_To be done_. Your task is to copy the material exactly.

_Material supplied_.
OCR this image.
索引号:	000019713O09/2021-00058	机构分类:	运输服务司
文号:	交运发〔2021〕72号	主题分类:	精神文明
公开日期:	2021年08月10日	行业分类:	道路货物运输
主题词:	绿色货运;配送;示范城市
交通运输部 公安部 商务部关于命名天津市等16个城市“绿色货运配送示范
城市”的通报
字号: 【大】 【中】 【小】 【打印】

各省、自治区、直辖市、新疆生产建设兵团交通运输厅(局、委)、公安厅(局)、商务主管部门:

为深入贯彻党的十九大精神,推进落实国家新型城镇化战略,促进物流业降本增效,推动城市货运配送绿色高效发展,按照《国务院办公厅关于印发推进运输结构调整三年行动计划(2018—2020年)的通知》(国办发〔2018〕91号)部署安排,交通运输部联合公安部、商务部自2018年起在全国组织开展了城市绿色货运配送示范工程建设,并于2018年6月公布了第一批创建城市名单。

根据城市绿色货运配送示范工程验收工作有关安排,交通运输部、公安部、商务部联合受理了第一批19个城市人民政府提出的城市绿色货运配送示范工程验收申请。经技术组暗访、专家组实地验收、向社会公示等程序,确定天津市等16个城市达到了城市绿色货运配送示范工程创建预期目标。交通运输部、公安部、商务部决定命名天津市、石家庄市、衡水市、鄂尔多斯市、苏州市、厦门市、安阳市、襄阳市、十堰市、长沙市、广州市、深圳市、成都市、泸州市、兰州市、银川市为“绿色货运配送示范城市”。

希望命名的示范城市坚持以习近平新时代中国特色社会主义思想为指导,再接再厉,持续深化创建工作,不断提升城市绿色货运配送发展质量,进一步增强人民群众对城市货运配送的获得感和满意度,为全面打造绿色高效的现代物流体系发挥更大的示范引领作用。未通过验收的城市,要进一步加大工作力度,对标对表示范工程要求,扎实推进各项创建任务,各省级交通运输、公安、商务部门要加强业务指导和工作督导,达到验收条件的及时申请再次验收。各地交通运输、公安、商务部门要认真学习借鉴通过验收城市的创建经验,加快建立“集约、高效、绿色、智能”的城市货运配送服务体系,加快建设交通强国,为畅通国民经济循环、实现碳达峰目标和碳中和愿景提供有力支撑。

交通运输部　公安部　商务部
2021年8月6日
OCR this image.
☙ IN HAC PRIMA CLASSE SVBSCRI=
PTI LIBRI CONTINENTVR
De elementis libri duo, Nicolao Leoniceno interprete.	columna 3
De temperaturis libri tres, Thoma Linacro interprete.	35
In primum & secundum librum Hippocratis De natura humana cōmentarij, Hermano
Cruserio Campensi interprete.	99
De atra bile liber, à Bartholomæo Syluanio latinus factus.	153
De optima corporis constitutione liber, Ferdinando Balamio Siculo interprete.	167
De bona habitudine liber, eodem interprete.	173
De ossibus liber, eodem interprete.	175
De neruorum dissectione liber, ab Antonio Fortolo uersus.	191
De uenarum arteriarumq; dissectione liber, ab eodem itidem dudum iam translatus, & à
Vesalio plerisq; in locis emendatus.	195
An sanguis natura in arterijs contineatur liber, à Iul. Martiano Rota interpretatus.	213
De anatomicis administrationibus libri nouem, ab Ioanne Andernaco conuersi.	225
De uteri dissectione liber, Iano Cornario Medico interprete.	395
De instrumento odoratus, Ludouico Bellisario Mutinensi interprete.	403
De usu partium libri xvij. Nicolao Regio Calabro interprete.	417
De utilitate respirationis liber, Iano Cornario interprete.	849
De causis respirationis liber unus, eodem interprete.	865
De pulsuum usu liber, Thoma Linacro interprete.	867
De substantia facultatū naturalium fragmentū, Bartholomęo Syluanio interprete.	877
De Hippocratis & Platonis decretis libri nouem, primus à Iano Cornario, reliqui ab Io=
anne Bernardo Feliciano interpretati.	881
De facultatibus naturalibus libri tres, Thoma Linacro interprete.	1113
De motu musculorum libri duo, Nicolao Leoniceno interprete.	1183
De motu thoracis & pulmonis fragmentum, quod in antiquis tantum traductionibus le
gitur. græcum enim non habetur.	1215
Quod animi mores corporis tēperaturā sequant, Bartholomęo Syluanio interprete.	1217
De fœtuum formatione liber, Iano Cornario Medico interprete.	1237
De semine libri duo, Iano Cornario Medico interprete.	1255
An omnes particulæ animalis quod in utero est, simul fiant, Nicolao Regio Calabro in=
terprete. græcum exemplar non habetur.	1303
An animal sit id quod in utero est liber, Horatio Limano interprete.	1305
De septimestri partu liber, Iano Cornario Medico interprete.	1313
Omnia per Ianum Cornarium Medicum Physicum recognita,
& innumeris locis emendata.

_Answer to the exercise_.
OCR this image.
索引号:	000019713O09/2021-00058	机构分类:	运输服务司
文号:	交运发〔2021〕72号	主题分类:	精神文明
公开日期:	2021年08月10日	行业分类:	道路货物运输
主题词:	绿色货运;配送;示范城市
交通运输部 公安部 商务部关于命名天津市等16个城市“绿色货运配送示范
城市”的通报
字号: 【大】 【中】 【小】 【打印】

各省、自治区、直辖市、新疆生产建设兵团交通运输厅(局、委)、公安厅(局)、商务主管部门:

为深入贯彻党的十九大精神,推进落实国家新型城镇化战略,促进物流业降本增效,推动城市货运配送绿色高效发展,按照《国务院办公厅关于印发推进运输结构调整三年行动计划(2018—2020年)的通知》(国办发〔2018〕91号)部署安排,交通运输部联合公安部、商务部自2018年起在全国组织开展了城市绿色货运配送示范工程建设,并于2018年6月公布了第一批创建城市名单。

根据城市绿色货运配送示范工程验收工作有关安排,交通运输部、公安部、商务部联合受理了第一批19个城市人民政府提出的城市绿色货运配送示范工程验收申请。经技术组暗访、专家组实地验收、向社会公示等程序,确定天津市等16个城市达到了城市绿色货运配送示范工程创建预期目标。交通运输部、公安部、商务部决定命名天津市、石家庄市、衡水市、鄂尔多斯市、苏州市、厦门市、安阳市、襄阳市、十堰市、长沙市、广州市、深圳市、成都市、泸州市、兰州市、银川市为“绿色货运配送示范城市”。

希望命名的示范城市坚持以习近平新时代中国特色社会主义思想为指导,再接再厉,持续深化创建工作,不断提升城市绿色货运配送发展质量,进一步增强人民群众对城市货运配送的获得感和满意度,为全面打造绿色高效的现代物流体系发挥更大的示范引领作用。未通过验收的城市,要进一步加大工作力度,对标对表示范工程要求,扎实推进各项创建任务,各省级交通运输、公安、商务部门要加强业务指导和工作督导,达到验收条件的及时申请再次验收。各地交通运输、公安、商务部门要认真学习借鉴通过验收城市的创建经验,加快建立“集约、高效、绿色、智能”的城市货运配送服务体系,加快建设交通强国,为畅通国民经济循环、实现碳达峰目标和碳中和愿景提供有力支撑。

交通运输部　公安部　商务部
2021年8月6日
OCR this image.
☙ IN HAC PRIMA CLASSE SVBSCRI=
PTI LIBRI CONTINENTVR
De elementis libri duo, Nicolao Leoniceno interprete.	columna 3
De temperaturis libri tres, Thoma Linacro interprete.	35
In primum & secundum librum Hippocratis De natura humana cōmentarij, Hermano
Cruserio Campensi interprete.	99
De atra bile liber, à Bartholomæo Syluanio latinus factus.	153
De optima corporis constitutione liber, Ferdinando Balamio Siculo interprete.	167
De bona habitudine liber, eodem interprete.	173
De ossibus liber, eodem interprete.	175
De neruorum dissectione liber, ab Antonio Fortolo uersus.	191
De uenarum arteriarumq; dissectione liber, ab eodem itidem dudum iam translatus, & à
Vesalio plerisq; in locis emendatus.	195
An sanguis natura in arterijs contineatur liber, à Iul. Martiano Rota interpretatus.	213
De anatomicis administrationibus libri nouem, ab Ioanne Andernaco conuersi.	225
De uteri dissectione liber, Iano Cornario Medico interprete.	395
De instrumento odoratus, Ludouico Bellisario Mutinensi interprete.	403
De usu partium libri xvij. Nicolao Regio Calabro interprete.	417
De utilitate respirationis liber, Iano Cornario interprete.	849
De causis respirationis liber unus, eodem interprete.	865
De pulsuum usu liber, Thoma Linacro interprete.	867
De substantia facultatū naturalium fragmentū, Bartholomęo Syluanio interprete.	877
De Hippocratis & Platonis decretis libri nouem, primus à Iano Cornario, reliqui ab Io=
anne Bernardo Feliciano interpretati.	881
De facultatibus naturalibus libri tres, Thoma Linacro interprete.	1113
De motu musculorum libri duo, Nicolao Leoniceno interprete.	1183
De motu thoracis & pulmonis fragmentum, quod in antiquis tantum traductionibus le
gitur. græcum enim non habetur.	1215
Quod animi mores corporis tēperaturā sequant, Bartholomęo Syluanio interprete.	1217
De fœtuum formatione liber, Iano Cornario Medico interprete.	1237
De semine libri duo, Iano Cornario Medico interprete.	1255
An omnes particulæ animalis quod in utero est, simul fiant, Nicolao Regio Calabro in=
terprete. græcum exemplar non habetur.	1303
An animal sit id quod in utero est liber, Horatio Limano interprete.	1305
De septimestri partu liber, Iano Cornario Medico interprete.	1313
Omnia per Ianum Cornarium Medicum Physicum recognita,
& innumeris locis emendata.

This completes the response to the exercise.